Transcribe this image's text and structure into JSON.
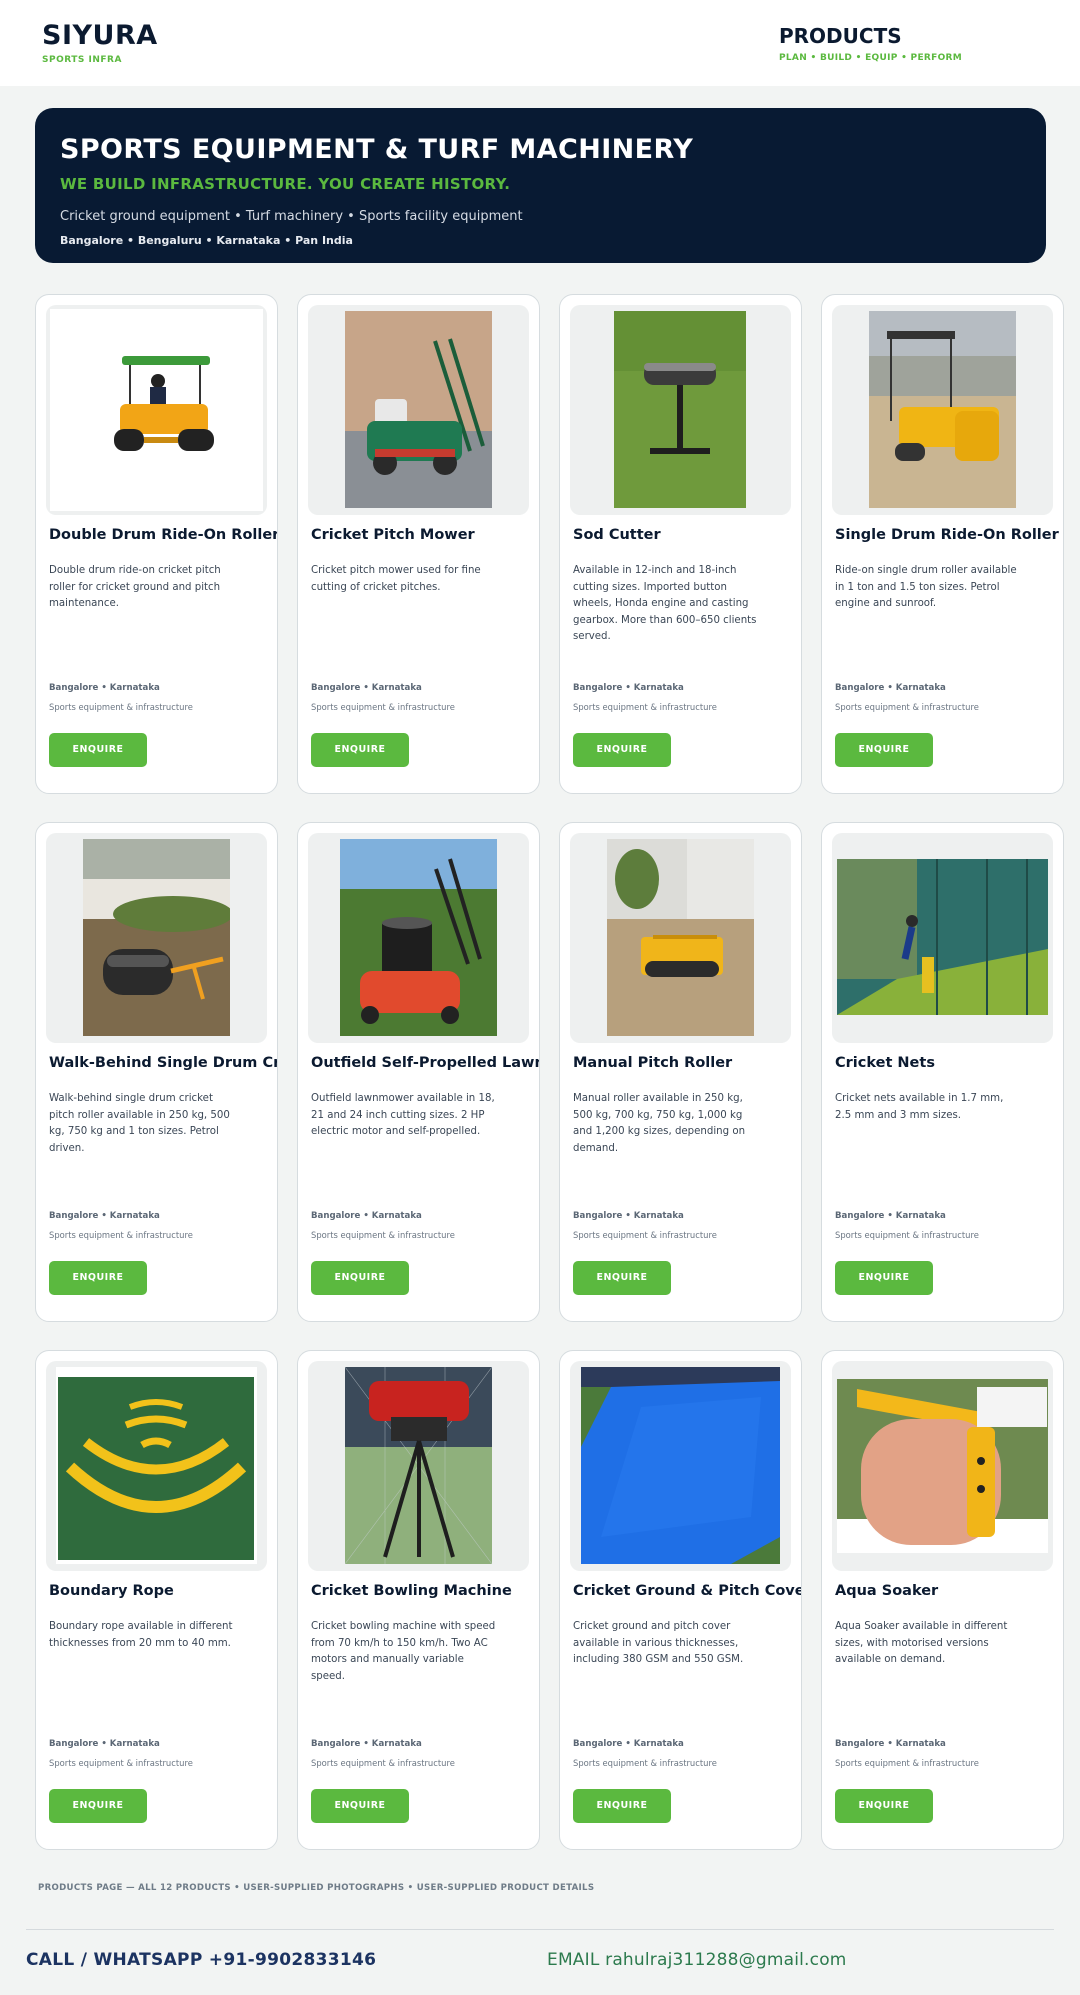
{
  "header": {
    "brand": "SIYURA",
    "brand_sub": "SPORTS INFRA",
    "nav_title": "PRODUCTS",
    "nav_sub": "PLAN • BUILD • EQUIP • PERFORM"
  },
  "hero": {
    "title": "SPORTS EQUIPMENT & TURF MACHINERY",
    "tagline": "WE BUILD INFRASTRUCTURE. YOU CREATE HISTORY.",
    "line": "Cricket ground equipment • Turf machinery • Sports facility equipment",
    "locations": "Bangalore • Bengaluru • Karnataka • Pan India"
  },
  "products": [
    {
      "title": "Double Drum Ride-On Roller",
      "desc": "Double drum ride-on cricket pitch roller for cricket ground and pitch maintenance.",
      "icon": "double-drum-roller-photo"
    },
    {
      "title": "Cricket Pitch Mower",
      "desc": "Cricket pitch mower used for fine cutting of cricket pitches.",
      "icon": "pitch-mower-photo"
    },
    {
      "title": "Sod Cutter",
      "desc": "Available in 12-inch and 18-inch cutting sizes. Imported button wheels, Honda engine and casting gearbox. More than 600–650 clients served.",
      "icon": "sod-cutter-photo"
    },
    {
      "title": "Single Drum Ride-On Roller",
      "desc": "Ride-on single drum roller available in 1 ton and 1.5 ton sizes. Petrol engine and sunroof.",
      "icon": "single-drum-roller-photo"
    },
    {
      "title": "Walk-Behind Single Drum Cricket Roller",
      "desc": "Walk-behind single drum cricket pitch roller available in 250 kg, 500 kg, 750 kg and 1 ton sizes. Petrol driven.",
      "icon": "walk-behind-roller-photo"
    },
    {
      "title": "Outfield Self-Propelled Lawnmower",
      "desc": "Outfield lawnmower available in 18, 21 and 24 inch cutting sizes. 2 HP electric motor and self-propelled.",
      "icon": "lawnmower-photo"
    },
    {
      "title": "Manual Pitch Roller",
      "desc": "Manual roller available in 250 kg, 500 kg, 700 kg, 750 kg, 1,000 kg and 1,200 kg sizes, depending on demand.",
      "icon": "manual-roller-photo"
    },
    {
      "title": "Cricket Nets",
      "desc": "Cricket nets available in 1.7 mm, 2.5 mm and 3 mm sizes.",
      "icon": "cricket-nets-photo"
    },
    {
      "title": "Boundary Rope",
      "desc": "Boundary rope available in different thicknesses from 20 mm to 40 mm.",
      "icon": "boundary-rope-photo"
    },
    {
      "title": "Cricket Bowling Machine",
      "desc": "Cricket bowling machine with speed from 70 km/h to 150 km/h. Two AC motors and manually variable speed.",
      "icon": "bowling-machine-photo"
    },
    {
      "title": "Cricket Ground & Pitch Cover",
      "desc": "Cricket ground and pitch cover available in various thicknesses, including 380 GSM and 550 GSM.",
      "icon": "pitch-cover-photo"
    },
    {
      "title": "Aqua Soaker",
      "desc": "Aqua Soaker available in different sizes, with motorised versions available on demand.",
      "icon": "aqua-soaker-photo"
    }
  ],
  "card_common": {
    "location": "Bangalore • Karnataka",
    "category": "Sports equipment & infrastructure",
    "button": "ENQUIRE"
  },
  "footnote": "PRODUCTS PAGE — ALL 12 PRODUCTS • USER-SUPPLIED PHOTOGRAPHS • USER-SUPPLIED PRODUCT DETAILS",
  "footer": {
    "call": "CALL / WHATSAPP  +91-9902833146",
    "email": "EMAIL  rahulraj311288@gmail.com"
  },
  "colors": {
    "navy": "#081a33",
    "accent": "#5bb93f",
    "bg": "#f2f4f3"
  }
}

##########

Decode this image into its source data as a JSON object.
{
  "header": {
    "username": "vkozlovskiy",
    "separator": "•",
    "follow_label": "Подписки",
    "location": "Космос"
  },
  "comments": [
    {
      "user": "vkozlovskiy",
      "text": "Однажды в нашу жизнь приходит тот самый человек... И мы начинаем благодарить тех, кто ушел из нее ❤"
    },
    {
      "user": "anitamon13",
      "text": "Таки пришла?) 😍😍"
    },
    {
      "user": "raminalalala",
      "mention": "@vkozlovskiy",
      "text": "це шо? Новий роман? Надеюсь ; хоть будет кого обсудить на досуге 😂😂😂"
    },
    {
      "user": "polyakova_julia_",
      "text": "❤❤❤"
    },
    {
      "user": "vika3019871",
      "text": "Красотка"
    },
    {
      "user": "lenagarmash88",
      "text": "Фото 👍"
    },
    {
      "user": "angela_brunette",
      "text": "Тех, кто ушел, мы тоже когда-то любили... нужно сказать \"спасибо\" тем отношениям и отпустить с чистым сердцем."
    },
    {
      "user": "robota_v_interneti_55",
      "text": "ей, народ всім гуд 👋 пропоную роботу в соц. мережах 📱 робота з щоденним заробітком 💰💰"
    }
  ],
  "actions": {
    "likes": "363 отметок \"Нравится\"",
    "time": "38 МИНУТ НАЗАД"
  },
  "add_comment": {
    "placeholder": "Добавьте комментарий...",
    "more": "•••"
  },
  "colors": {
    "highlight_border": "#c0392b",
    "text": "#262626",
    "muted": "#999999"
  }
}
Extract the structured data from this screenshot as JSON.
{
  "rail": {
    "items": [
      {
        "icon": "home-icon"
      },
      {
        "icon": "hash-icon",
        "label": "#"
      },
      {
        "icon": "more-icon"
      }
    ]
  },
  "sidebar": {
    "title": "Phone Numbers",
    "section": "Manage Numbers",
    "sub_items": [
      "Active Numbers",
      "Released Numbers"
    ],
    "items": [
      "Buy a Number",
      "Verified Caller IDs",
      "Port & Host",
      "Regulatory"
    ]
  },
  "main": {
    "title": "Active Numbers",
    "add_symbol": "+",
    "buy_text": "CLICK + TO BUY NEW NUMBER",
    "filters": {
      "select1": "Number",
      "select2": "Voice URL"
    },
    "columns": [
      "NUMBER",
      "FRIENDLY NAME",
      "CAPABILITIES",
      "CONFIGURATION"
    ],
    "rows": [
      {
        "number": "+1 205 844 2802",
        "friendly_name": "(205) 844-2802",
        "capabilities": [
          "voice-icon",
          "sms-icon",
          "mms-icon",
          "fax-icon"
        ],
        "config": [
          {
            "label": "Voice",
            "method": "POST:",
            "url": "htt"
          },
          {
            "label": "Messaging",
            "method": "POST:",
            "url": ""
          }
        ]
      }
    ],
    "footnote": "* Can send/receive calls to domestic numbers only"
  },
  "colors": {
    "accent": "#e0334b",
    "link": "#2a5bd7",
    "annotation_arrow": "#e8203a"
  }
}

##########

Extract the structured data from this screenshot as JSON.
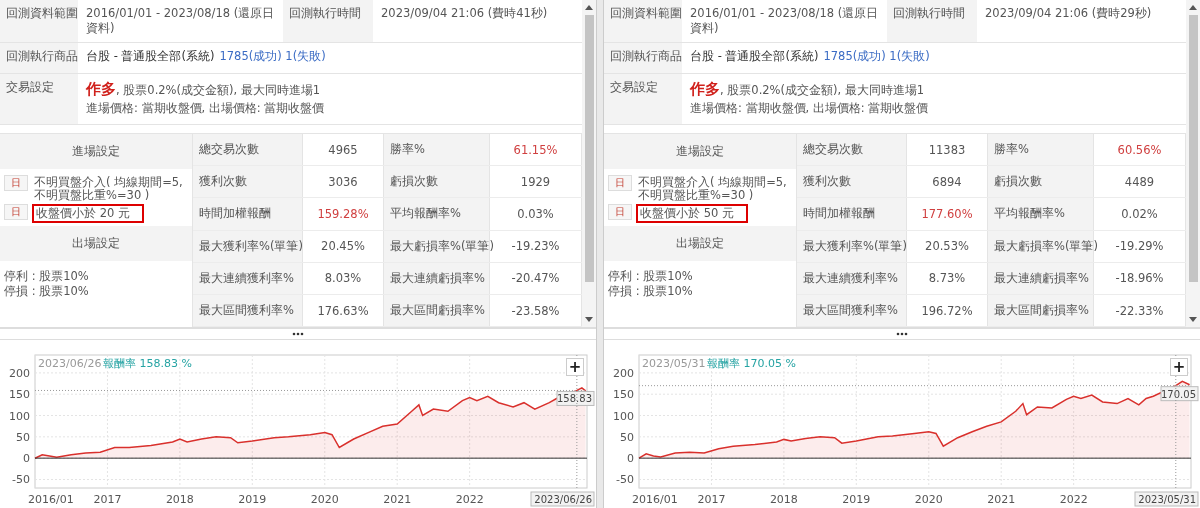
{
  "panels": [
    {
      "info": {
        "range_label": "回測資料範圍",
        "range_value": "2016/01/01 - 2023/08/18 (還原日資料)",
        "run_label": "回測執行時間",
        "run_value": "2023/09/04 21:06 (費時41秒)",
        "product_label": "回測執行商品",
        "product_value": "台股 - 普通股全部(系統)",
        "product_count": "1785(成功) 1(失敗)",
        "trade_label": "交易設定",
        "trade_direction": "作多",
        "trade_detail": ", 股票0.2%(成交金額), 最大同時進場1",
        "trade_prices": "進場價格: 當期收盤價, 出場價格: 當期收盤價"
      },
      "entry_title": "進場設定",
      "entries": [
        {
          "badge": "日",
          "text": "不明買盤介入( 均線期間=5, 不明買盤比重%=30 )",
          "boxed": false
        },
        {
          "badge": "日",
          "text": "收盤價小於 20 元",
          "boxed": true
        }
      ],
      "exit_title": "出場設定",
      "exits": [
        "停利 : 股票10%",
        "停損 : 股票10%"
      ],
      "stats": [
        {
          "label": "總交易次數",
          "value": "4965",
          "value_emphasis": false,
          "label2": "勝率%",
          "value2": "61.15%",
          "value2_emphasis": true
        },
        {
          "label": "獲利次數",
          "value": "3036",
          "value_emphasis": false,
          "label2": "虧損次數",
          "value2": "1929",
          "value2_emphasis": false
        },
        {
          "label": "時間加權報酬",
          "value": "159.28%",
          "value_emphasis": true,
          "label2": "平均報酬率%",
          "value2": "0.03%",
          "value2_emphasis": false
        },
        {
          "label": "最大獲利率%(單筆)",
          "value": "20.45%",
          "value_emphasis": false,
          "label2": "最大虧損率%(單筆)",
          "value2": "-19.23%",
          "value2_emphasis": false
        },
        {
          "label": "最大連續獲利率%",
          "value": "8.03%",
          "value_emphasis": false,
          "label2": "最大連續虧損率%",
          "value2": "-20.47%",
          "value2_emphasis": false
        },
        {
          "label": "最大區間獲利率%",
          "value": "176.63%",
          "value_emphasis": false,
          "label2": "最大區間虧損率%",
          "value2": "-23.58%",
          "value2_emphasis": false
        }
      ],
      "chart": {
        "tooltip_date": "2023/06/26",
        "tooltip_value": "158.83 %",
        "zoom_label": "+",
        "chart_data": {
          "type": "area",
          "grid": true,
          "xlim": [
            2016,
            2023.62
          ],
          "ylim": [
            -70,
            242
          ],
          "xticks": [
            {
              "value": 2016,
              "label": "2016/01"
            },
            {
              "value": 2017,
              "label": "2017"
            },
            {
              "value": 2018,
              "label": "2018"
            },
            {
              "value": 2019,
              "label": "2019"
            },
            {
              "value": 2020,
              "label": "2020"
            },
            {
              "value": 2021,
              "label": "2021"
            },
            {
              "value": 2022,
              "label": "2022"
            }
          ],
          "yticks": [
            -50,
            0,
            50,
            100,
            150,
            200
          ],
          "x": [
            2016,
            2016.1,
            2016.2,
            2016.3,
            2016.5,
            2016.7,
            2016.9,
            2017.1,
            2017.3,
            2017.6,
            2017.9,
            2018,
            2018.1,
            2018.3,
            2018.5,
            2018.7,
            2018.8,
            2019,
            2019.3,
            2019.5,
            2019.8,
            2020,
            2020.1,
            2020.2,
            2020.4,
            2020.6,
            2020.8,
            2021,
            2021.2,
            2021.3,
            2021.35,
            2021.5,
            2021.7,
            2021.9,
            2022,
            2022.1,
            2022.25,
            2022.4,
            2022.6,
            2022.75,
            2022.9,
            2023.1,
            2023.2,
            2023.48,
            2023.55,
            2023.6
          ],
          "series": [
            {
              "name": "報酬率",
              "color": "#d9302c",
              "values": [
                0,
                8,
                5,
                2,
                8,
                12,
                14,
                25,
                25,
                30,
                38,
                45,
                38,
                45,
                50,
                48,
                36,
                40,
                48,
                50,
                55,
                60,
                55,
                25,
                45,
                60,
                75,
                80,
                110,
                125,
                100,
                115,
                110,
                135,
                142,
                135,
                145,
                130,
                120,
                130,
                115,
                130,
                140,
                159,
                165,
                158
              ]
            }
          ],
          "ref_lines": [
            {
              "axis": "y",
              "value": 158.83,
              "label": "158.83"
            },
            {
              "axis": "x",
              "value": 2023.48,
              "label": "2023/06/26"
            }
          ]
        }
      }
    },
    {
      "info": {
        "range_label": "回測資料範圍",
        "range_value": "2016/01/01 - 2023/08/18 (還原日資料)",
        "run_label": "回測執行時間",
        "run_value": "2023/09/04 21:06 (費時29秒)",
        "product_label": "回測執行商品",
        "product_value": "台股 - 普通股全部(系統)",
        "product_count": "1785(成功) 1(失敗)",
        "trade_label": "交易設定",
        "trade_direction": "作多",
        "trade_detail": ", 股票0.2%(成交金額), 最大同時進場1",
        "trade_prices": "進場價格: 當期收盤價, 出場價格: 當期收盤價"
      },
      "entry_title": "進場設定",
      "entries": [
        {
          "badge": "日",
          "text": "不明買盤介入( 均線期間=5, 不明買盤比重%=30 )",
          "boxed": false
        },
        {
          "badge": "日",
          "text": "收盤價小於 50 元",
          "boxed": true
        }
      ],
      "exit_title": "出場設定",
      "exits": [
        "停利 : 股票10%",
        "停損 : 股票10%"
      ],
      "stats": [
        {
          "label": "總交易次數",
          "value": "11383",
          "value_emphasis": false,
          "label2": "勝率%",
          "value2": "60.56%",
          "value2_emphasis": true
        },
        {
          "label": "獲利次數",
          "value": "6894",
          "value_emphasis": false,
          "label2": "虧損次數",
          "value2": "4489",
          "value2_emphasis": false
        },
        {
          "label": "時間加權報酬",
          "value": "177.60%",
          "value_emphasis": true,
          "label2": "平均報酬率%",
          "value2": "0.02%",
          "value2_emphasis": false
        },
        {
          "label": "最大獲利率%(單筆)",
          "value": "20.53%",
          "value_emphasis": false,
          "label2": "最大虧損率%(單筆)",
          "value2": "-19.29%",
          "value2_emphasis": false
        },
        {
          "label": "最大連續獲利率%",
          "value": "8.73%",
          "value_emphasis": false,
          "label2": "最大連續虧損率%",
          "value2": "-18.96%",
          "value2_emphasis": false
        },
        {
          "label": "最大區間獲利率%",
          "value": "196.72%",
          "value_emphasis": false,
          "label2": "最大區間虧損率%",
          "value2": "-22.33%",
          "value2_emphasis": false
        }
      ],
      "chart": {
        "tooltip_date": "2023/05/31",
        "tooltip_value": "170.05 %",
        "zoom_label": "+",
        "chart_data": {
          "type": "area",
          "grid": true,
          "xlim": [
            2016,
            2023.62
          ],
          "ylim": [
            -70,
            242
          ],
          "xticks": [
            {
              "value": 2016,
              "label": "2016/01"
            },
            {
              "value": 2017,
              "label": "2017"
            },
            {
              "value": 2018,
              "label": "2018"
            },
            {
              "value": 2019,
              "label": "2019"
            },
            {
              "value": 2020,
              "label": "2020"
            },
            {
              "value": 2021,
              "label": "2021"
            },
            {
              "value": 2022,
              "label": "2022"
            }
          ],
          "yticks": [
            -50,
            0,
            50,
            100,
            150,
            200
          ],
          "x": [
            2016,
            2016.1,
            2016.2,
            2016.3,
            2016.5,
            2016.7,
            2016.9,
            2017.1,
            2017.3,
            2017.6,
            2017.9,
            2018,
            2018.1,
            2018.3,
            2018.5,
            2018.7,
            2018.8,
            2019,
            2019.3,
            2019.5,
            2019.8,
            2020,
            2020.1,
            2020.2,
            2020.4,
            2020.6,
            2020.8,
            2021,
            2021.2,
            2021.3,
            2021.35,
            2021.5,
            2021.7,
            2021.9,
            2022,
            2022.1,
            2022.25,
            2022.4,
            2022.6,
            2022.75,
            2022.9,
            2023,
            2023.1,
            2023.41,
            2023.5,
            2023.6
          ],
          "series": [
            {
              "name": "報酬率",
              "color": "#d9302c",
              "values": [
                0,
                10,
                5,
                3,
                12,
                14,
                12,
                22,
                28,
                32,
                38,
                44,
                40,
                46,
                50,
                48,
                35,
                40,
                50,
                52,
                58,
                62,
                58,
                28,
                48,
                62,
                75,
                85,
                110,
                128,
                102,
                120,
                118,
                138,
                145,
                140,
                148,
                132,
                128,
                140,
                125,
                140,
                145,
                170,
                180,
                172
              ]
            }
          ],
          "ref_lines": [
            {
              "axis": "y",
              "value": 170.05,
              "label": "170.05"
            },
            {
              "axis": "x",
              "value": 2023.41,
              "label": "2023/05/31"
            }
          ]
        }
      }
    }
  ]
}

##########

WORK TO COMPLETE: Identify each line in the records above containing the word "footnote"; copy those lines.

EXPECTED OUTPUT:
  "footnote": "PRODUCTS PAGE — ALL 12 PRODUCTS • USER-SUPPLIED PHOTOGRAPHS • USER-SUPPLIED PRODUCT DETAILS",
    "footnote": "* Can send/receive calls to domestic numbers only"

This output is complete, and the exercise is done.